Objective. Write out each line beneath this one exactly as it reads.

Extracted records.
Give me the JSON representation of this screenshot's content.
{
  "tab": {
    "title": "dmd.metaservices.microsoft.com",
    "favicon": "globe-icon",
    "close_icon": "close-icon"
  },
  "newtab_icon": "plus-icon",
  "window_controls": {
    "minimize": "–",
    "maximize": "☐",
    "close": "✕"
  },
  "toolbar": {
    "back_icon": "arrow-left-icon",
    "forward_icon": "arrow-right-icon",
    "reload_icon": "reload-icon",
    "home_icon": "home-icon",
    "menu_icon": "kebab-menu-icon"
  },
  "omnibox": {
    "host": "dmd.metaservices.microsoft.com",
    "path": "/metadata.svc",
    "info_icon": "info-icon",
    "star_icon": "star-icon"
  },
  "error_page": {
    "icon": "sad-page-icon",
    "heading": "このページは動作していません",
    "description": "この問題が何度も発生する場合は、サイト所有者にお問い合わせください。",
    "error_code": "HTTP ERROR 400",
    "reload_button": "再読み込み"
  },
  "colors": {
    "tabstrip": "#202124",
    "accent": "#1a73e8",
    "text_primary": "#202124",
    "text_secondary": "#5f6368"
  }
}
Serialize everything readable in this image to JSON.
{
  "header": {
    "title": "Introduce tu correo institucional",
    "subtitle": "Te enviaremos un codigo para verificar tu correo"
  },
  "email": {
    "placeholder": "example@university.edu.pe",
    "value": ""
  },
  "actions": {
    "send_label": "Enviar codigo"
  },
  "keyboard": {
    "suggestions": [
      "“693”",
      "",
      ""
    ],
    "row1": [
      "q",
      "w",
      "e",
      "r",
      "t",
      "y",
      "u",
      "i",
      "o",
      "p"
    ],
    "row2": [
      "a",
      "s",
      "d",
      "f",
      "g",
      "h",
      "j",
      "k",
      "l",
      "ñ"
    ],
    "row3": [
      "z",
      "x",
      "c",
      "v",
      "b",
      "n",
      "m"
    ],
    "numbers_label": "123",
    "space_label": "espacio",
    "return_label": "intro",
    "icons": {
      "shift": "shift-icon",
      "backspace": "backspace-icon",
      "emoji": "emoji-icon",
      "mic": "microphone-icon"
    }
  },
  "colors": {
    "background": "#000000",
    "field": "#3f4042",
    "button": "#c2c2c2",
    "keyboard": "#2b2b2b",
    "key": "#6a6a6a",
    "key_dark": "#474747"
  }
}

Task response.
Give me the JSON representation of this screenshot's content.
{
  "tab": {
    "title": "dmd.metaservices.microsoft.com",
    "favicon": "globe-icon",
    "close_icon": "close-icon"
  },
  "newtab_icon": "plus-icon",
  "window_controls": {
    "minimize": "–",
    "maximize": "☐",
    "close": "✕"
  },
  "toolbar": {
    "back_icon": "arrow-left-icon",
    "forward_icon": "arrow-right-icon",
    "reload_icon": "reload-icon",
    "home_icon": "home-icon",
    "menu_icon": "kebab-menu-icon"
  },
  "omnibox": {
    "host": "dmd.metaservices.microsoft.com",
    "path": "/metadata.svc",
    "info_icon": "info-icon",
    "star_icon": "star-icon"
  },
  "error_page": {
    "icon": "sad-page-icon",
    "heading": "このページは動作していません",
    "description": "この問題が何度も発生する場合は、サイト所有者にお問い合わせください。",
    "error_code": "HTTP ERROR 400",
    "reload_button": "再読み込み"
  },
  "colors": {
    "tabstrip": "#202124",
    "accent": "#1a73e8",
    "text_primary": "#202124",
    "text_secondary": "#5f6368"
  }
}
Serialize everything readable in this image to JSON.
{
  "header": {
    "title": "Introduce tu correo institucional",
    "subtitle": "Te enviaremos un codigo para verificar tu correo"
  },
  "email": {
    "placeholder": "example@university.edu.pe",
    "value": ""
  },
  "actions": {
    "send_label": "Enviar codigo"
  },
  "keyboard": {
    "suggestions": [
      "“693”",
      "",
      ""
    ],
    "row1": [
      "q",
      "w",
      "e",
      "r",
      "t",
      "y",
      "u",
      "i",
      "o",
      "p"
    ],
    "row2": [
      "a",
      "s",
      "d",
      "f",
      "g",
      "h",
      "j",
      "k",
      "l",
      "ñ"
    ],
    "row3": [
      "z",
      "x",
      "c",
      "v",
      "b",
      "n",
      "m"
    ],
    "numbers_label": "123",
    "space_label": "espacio",
    "return_label": "intro",
    "icons": {
      "shift": "shift-icon",
      "backspace": "backspace-icon",
      "emoji": "emoji-icon",
      "mic": "microphone-icon"
    }
  },
  "colors": {
    "background": "#000000",
    "field": "#3f4042",
    "button": "#c2c2c2",
    "keyboard": "#2b2b2b",
    "key": "#6a6a6a",
    "key_dark": "#474747"
  }
}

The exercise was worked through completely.